Aim ▸ Look through the records below, and copy out every line that holds the string "Lord".

Source data ▸
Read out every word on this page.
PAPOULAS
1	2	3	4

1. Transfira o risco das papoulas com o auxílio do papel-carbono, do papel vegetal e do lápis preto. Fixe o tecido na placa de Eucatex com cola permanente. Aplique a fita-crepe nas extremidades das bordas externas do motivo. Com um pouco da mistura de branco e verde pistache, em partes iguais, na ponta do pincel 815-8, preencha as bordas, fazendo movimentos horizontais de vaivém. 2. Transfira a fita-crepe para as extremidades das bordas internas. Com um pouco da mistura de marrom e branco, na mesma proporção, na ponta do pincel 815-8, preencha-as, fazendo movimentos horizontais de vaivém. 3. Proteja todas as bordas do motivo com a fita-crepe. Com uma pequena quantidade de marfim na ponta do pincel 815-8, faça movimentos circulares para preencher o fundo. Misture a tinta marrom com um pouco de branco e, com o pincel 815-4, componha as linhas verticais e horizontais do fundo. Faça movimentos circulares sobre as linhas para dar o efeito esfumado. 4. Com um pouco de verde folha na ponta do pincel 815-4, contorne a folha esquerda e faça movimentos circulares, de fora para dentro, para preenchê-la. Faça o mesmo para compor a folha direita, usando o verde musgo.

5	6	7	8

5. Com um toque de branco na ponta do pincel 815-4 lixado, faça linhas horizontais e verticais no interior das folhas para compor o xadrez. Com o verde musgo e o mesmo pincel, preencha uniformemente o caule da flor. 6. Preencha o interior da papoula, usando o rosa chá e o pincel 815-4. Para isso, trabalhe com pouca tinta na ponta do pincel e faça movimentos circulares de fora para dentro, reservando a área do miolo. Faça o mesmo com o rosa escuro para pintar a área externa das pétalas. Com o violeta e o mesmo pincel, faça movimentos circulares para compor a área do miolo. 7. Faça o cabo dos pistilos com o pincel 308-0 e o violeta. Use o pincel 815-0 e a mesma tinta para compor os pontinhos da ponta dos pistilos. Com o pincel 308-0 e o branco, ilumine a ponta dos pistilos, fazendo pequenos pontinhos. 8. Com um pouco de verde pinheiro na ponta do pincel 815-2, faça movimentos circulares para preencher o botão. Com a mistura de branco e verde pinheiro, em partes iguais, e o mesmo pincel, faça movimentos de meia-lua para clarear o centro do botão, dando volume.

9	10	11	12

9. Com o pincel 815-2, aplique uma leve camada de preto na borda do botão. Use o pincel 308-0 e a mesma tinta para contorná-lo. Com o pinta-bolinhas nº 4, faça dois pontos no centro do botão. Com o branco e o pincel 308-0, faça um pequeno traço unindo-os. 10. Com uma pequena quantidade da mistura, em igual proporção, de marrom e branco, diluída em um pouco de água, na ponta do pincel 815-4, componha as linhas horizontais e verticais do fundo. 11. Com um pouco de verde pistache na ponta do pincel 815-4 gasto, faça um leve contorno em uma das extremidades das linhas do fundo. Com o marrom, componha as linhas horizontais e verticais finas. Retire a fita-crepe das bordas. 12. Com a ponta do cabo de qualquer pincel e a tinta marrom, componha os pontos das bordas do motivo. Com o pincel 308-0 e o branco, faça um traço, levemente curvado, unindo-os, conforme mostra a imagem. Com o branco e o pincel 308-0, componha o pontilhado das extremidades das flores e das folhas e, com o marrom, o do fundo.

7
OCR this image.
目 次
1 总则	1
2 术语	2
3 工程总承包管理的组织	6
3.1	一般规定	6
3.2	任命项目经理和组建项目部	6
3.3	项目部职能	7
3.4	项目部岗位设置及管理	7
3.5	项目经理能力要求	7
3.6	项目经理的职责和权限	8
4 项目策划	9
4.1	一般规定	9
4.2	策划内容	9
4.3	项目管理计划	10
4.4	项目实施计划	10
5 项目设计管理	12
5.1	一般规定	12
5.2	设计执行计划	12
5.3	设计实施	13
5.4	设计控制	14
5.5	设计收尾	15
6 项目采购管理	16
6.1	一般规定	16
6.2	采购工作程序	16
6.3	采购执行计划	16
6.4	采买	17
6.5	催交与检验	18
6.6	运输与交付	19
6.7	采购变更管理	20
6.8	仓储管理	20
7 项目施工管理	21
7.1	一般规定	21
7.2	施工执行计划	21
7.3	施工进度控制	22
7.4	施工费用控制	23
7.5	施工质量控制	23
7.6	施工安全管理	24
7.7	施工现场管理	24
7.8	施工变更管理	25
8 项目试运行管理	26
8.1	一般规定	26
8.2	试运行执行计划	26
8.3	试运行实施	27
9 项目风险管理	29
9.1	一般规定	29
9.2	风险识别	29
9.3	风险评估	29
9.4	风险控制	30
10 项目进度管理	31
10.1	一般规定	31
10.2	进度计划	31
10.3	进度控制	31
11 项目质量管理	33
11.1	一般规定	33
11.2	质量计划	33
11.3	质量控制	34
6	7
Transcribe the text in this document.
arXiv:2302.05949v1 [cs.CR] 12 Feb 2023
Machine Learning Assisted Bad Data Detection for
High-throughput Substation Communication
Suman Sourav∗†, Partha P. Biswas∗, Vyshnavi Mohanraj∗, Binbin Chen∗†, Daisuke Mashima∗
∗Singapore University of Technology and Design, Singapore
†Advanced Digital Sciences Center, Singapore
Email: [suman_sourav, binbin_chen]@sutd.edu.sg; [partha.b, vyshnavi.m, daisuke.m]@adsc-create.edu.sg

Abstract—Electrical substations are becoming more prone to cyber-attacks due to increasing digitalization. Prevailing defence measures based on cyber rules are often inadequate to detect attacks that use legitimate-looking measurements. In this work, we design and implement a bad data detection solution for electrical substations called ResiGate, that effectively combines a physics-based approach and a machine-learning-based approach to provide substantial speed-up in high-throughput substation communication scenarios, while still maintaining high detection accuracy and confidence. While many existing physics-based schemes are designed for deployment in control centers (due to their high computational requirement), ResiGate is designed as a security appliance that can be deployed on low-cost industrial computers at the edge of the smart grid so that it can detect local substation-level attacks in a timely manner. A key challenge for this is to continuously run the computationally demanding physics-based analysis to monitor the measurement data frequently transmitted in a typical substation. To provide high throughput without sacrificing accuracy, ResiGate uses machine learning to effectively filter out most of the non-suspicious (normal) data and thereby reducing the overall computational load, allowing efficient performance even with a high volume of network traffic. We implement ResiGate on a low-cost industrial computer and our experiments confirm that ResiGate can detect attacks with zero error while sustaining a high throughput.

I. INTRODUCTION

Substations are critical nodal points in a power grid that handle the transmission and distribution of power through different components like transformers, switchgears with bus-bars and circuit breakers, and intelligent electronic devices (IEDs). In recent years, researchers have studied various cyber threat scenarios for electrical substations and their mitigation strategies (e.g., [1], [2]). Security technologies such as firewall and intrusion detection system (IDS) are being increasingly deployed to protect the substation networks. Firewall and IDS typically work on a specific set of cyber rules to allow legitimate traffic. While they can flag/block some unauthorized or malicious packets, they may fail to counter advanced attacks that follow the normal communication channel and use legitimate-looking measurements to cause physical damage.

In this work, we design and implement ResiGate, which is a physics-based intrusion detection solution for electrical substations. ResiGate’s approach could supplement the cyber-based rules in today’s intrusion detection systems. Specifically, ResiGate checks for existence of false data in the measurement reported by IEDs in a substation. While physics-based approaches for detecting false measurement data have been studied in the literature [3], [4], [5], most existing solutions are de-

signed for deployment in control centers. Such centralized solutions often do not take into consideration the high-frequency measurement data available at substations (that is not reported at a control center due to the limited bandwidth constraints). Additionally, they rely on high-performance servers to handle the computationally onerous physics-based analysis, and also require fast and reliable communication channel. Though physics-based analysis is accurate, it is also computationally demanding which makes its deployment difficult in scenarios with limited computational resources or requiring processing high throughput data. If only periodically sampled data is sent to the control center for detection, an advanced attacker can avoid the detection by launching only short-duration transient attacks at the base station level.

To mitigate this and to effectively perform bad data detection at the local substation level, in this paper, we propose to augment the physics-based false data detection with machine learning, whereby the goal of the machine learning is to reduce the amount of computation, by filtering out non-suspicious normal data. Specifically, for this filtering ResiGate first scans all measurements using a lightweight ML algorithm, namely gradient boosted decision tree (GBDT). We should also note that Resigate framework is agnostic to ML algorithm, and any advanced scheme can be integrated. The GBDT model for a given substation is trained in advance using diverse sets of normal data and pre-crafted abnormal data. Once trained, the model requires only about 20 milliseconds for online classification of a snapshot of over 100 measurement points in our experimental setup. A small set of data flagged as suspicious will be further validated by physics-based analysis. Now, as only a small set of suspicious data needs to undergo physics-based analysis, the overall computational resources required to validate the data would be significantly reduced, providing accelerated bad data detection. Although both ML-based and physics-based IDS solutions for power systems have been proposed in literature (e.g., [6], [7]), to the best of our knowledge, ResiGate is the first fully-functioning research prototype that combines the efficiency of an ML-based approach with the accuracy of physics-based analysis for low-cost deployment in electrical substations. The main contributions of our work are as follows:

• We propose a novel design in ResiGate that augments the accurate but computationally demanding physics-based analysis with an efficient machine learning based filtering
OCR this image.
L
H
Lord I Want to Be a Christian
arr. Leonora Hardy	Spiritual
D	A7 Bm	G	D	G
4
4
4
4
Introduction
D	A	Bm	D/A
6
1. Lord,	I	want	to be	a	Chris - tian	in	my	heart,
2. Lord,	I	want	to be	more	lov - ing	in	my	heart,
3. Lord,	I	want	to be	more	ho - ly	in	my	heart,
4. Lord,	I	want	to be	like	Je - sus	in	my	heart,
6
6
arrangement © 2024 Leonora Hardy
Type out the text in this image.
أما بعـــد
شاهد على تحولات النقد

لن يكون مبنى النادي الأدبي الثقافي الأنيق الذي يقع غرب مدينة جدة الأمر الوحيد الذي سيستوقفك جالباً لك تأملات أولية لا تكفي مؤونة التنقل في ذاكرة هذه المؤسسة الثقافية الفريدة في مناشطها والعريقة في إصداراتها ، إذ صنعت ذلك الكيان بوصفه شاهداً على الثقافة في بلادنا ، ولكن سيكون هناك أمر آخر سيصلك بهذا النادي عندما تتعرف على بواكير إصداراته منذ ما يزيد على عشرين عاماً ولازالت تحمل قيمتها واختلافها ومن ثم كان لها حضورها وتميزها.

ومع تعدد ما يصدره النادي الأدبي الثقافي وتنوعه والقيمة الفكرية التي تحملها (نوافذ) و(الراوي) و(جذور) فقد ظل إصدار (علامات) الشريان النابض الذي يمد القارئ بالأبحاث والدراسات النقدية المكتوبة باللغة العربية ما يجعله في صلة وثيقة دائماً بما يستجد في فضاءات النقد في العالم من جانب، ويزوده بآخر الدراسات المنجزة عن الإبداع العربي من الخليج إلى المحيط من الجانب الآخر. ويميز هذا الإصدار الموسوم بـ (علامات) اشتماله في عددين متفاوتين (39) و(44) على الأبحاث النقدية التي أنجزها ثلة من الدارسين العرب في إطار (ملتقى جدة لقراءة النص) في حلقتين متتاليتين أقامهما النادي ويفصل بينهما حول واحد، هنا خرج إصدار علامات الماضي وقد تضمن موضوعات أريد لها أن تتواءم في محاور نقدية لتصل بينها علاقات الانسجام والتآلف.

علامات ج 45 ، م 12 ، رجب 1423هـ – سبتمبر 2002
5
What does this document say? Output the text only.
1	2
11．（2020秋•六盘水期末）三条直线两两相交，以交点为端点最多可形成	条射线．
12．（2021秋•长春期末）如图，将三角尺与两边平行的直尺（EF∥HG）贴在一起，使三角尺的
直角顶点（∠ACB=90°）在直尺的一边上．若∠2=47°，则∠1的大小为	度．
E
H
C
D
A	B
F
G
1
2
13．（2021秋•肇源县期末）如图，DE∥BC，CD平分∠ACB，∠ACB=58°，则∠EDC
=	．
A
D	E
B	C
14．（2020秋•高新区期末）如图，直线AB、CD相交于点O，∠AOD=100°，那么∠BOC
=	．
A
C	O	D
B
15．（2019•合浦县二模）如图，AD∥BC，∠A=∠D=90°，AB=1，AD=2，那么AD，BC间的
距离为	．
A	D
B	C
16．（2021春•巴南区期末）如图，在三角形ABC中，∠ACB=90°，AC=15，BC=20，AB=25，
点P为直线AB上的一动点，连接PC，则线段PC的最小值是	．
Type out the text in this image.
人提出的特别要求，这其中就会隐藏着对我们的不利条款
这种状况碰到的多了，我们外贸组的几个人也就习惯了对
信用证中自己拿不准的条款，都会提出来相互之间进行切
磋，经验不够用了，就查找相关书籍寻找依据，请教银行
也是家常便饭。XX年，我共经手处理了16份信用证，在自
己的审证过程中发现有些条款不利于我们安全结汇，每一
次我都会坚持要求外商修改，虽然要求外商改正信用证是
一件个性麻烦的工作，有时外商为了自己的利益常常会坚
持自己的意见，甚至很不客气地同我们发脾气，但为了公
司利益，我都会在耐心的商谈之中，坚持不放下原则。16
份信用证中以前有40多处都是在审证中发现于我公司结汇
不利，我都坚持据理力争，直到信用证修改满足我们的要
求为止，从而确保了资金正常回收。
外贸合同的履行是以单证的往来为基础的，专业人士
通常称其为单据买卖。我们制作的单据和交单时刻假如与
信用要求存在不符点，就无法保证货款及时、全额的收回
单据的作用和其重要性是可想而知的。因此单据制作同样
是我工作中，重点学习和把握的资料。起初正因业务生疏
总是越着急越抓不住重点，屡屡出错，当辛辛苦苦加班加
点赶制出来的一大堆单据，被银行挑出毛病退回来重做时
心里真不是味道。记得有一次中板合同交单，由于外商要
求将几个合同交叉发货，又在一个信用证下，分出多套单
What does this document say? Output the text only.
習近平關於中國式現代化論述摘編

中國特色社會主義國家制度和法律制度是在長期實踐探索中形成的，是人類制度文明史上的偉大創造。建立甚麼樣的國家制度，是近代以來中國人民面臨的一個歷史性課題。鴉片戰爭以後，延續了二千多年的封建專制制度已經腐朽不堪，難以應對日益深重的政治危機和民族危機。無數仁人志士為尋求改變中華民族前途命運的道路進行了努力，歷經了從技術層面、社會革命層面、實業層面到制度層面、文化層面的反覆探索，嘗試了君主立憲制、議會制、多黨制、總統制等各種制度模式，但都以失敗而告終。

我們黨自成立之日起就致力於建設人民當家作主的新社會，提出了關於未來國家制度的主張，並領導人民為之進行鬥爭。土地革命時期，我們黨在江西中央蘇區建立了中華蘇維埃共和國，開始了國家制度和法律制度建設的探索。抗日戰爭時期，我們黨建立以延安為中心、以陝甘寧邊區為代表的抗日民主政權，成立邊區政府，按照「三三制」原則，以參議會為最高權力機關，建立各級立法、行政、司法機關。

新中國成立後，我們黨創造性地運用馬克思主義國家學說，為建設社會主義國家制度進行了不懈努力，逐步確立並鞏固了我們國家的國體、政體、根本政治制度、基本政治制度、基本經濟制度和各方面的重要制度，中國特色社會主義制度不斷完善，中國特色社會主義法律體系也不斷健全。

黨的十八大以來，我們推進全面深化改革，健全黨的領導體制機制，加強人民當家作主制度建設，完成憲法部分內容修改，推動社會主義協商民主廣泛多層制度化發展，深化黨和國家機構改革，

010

Completed task ▸
Lord I Want to Be a Christian
1. Lord,	I	want	to be	a	Chris - tian	in	my	heart,
2. Lord,	I	want	to be	more	lov - ing	in	my	heart,
3. Lord,	I	want	to be	more	ho - ly	in	my	heart,
4. Lord,	I	want	to be	like	Je - sus	in	my	heart,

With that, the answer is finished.